▶ [Work required] The listing below is the input. Say how many of its lines contain "title", giving the number alone.
--- BEGIN Records for this exercise ---
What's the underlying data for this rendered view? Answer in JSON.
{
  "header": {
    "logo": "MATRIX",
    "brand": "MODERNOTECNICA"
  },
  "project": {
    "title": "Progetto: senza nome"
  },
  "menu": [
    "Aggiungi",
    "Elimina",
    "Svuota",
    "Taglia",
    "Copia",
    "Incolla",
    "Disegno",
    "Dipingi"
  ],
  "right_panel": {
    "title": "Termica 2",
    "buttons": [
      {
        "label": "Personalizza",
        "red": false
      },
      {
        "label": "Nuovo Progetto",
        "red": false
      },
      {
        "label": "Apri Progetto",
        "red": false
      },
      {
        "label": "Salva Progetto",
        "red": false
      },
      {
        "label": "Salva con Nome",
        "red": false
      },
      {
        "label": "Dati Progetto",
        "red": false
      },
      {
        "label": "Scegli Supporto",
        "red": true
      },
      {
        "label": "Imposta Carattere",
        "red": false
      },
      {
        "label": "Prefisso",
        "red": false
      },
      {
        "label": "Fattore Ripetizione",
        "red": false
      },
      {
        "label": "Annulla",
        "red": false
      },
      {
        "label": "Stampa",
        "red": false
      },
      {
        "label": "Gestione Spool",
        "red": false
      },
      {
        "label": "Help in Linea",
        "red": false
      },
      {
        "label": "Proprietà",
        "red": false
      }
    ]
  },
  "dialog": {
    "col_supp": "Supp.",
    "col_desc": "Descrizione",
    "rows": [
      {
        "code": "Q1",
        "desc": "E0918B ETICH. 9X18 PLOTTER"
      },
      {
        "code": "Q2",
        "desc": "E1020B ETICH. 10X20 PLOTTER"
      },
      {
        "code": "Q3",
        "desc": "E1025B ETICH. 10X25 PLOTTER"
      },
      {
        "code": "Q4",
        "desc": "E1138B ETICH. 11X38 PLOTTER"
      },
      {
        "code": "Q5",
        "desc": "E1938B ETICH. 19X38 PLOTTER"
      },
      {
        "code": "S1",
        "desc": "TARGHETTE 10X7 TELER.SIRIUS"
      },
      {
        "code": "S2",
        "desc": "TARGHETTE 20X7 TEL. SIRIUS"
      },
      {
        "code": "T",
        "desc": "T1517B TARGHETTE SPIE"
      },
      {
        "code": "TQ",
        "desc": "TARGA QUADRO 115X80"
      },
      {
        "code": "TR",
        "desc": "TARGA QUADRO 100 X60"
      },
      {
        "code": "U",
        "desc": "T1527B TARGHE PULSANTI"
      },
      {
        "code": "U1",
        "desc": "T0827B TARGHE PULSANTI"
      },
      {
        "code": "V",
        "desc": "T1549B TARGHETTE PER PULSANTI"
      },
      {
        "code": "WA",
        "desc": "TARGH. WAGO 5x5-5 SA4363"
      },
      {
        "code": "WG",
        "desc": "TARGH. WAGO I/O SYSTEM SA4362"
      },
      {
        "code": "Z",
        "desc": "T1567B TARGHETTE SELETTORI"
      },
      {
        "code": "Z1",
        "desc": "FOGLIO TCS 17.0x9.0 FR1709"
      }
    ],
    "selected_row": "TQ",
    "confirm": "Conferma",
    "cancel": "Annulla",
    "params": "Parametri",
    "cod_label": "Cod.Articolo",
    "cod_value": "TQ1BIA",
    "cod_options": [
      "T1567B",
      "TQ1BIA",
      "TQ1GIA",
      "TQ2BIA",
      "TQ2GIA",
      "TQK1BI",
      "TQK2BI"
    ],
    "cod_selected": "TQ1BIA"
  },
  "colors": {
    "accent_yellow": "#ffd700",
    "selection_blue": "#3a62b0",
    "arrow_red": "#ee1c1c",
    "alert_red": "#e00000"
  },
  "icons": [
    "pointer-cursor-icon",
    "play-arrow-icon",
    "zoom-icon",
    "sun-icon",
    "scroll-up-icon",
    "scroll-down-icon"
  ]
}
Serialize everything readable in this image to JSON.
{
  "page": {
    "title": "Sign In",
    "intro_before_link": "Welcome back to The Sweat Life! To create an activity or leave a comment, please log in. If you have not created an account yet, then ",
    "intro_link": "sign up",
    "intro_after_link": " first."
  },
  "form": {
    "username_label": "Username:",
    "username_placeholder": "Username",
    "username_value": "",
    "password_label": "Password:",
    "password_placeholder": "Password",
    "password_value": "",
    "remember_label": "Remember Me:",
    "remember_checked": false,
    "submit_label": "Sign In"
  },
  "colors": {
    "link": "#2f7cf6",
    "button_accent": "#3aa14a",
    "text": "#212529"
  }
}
--- END Records for this exercise ---
▶ [Solved problem] 3